WHAT IS BEING ASKED - Please pull out every line that includes the string "details".

INPUT ROWS -
━━━━━━━━━━━━━━━━━━━━━━━━━━━━━━

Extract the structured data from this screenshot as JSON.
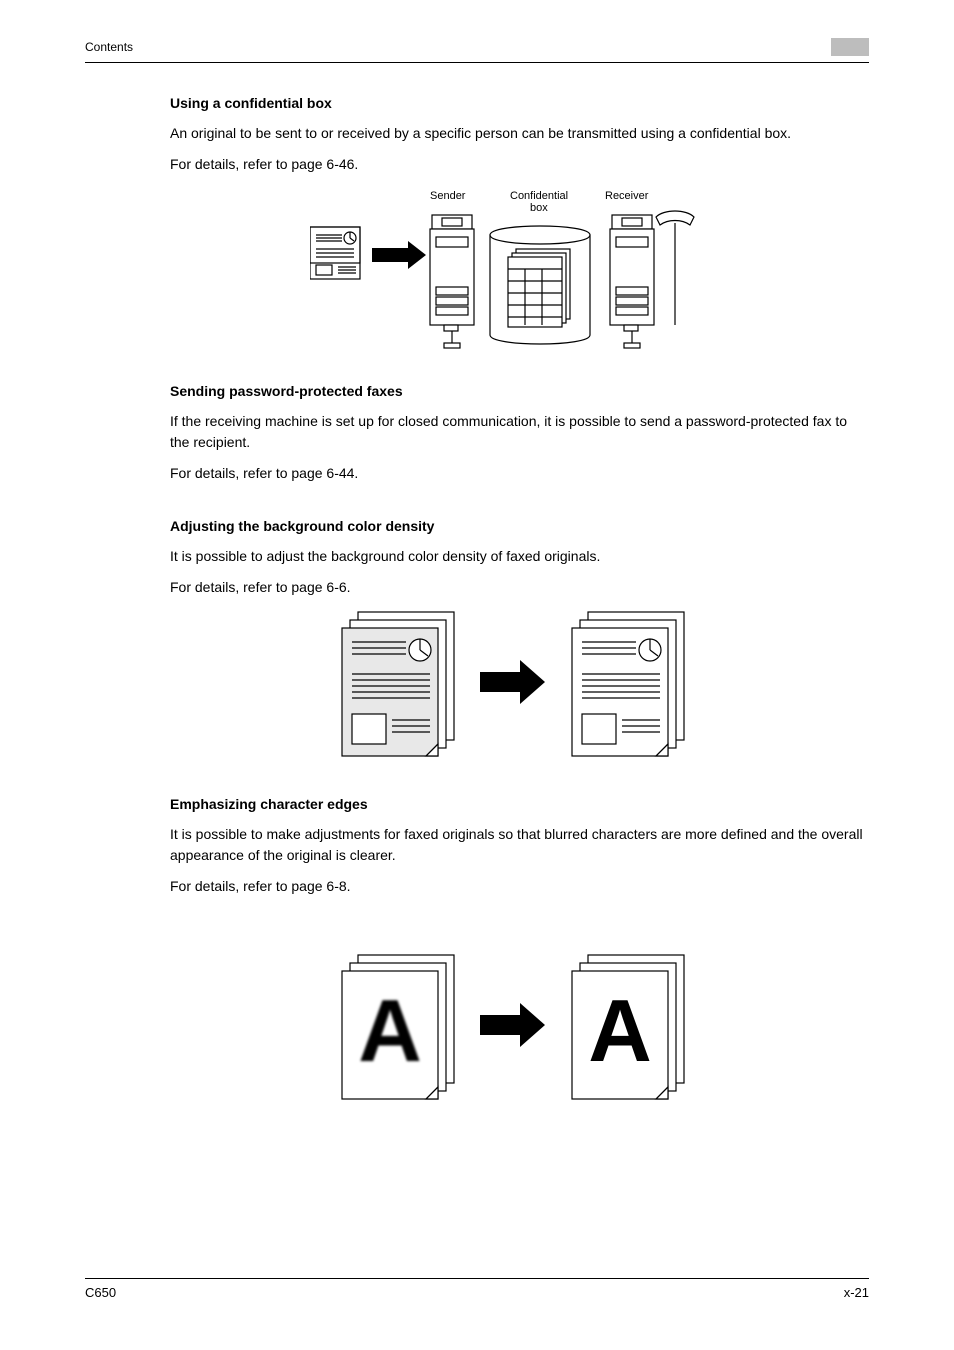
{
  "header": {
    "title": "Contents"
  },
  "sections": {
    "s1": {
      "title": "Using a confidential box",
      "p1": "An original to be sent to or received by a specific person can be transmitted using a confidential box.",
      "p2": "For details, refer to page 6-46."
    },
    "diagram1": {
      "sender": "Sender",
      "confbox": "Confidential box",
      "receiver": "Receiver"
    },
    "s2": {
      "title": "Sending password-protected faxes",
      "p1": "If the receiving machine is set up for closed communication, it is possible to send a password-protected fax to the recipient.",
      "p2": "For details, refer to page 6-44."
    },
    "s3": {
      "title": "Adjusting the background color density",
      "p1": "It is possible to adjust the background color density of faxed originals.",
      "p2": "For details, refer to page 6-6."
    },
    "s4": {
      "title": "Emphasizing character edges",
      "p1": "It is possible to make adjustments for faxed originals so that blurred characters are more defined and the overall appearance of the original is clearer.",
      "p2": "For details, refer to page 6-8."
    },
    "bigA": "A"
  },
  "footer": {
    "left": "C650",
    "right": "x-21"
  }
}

━━━━━━━━━━━━━━━━━━━━━━━━━━━━━━

RESPONSE TO THIS EXERCISE -
      "p2": "For details, refer to page 6-46."
      "p2": "For details, refer to page 6-44."
      "p2": "For details, refer to page 6-6."
      "p2": "For details, refer to page 6-8."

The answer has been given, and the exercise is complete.